▸ **Work to do**
Scan the data below for the string "Frozen". Show every line where it turns up.

▸ **Items**

============

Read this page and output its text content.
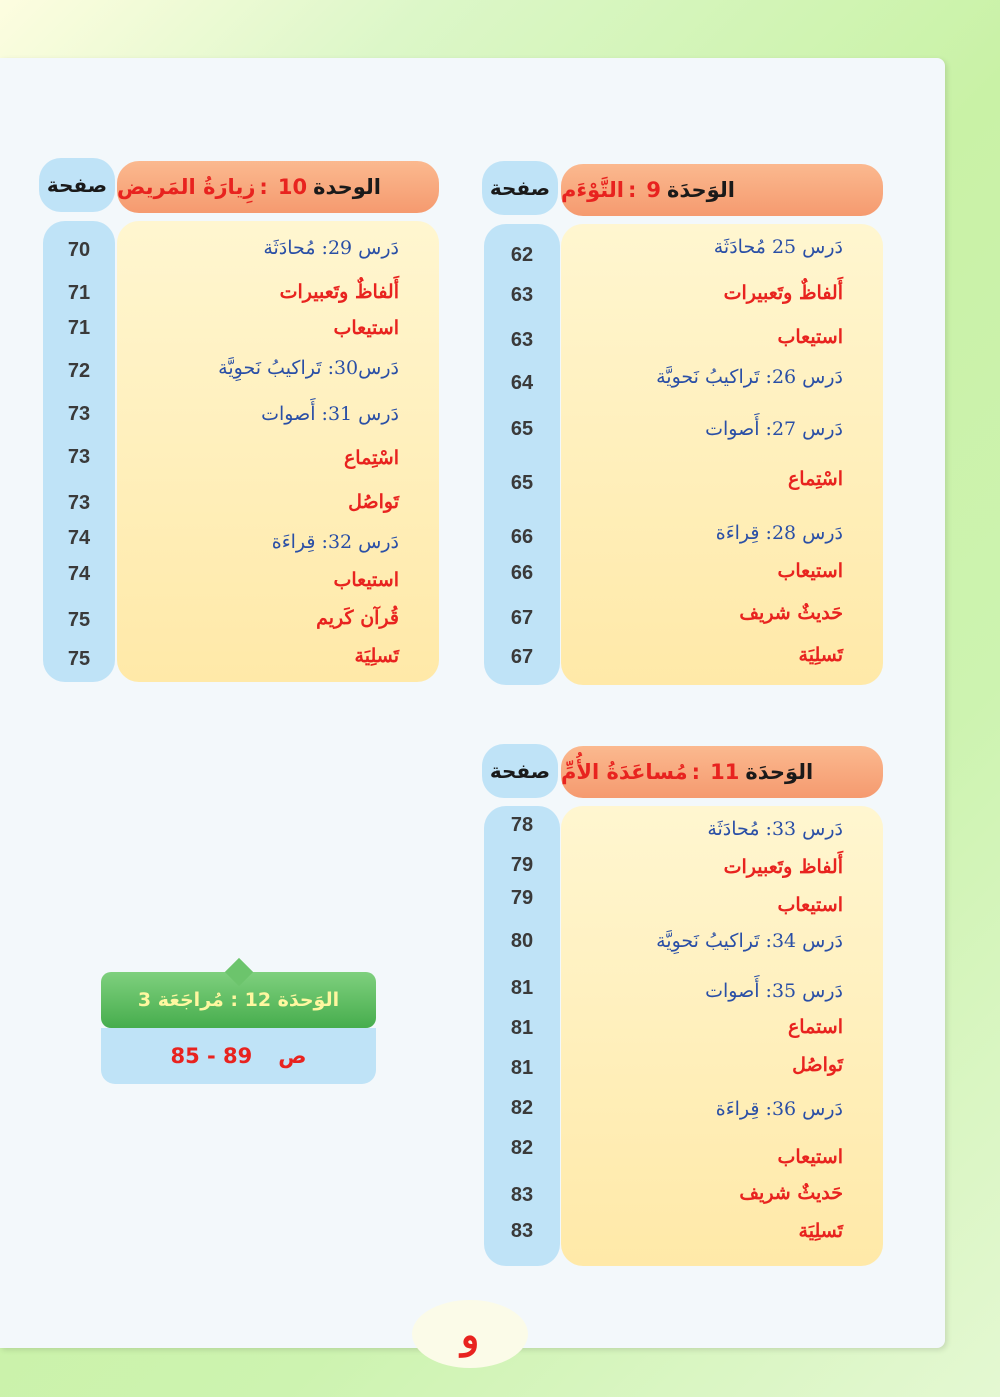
الوَحدَة
9
:
التَّوْءَم
صفحة
دَرس 25 مُحادَثَة
أَلفاظٌ وتَعبيرات
استيعاب
دَرس 26: تَراكيبُ نَحويَّة
دَرس 27: أَصوات
اسْتِماع
دَرس 28: قِراءَة
استيعاب
حَديثٌ شريف
تَسلِيَة
62
63
63
64
65
65
66
66
67
67
الوحدة
10
:
زِيارَةُ المَريض
صفحة
دَرس 29: مُحادَثَة
أَلفاظٌ وتَعبيرات
استيعاب
دَرس30: تَراكيبُ نَحوِيَّة
دَرس 31: أَصوات
اسْتِماع
تَواصُل
دَرس 32: قِراءَة
استيعاب
قُرآن كَريم
تَسلِيَة
70
71
71
72
73
73
73
74
74
75
75
الوَحدَة
11
:
مُساعَدَةُ الأُمِّ
صفحة
دَرس 33: مُحادَثَة
أَلفاظ وتَعبيرات
استيعاب
دَرس 34: تَراكيبُ نَحوِيَّة
دَرس 35: أَصوات
استماع
تَواصُل
دَرس 36: قِراءَة
استيعاب
حَديثٌ شريف
تَسلِيَة
78
79
79
80
81
81
81
82
82
83
83
الوَحدَة 12 : مُراجَعَة 3
ص
85 - 89
و
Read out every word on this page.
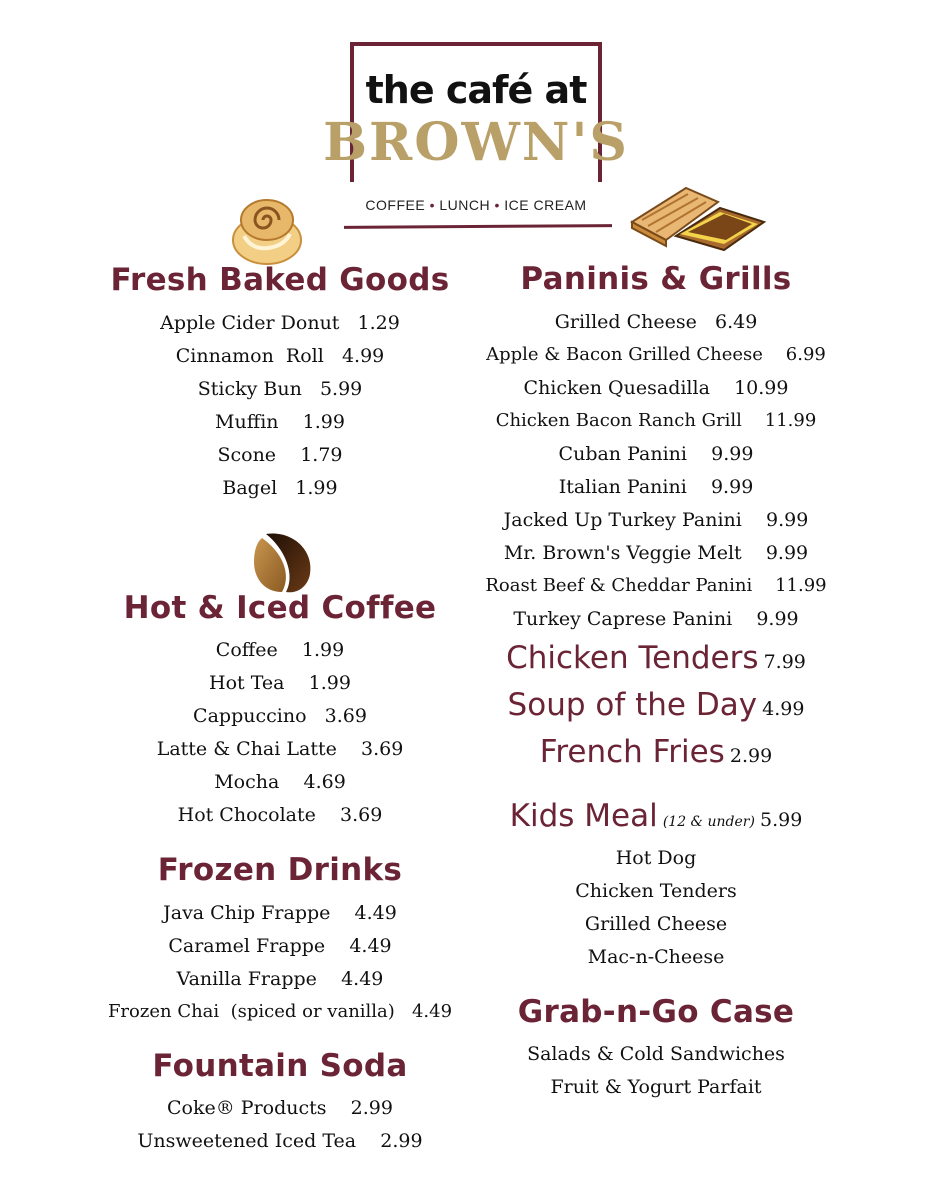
the café at
BROWN'S
COFFEE • LUNCH • ICE CREAM
Fresh Baked Goods
Apple Cider Donut   1.29
Cinnamon  Roll   4.99
Sticky Bun   5.99
Muffin    1.99
Scone    1.79
Bagel   1.99
Hot & Iced Coffee
Coffee    1.99
Hot Tea    1.99
Cappuccino   3.69
Latte & Chai Latte    3.69
Mocha    4.69
Hot Chocolate    3.69
Frozen Drinks
Java Chip Frappe    4.49
Caramel Frappe    4.49
Vanilla Frappe    4.49
Frozen Chai  (spiced or vanilla)   4.49
Fountain Soda
Coke® Products    2.99
Unsweetened Iced Tea    2.99
Paninis & Grills
Grilled Cheese   6.49
Apple & Bacon Grilled Cheese    6.99
Chicken Quesadilla    10.99
Chicken Bacon Ranch Grill    11.99
Cuban Panini    9.99
Italian Panini    9.99
Jacked Up Turkey Panini    9.99
Mr. Brown's Veggie Melt    9.99
Roast Beef & Cheddar Panini    11.99
Turkey Caprese Panini    9.99
Chicken Tenders 7.99
Soup of the Day 4.99
French Fries 2.99
Kids Meal (12 & under) 5.99
Hot Dog
Chicken Tenders
Grilled Cheese
Mac-n-Cheese
Grab-n-Go Case
Salads & Cold Sandwiches
Fruit & Yogurt Parfait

============

▸ **Answer below**
Frozen Drinks
Frozen Chai  (spiced or vanilla)   4.49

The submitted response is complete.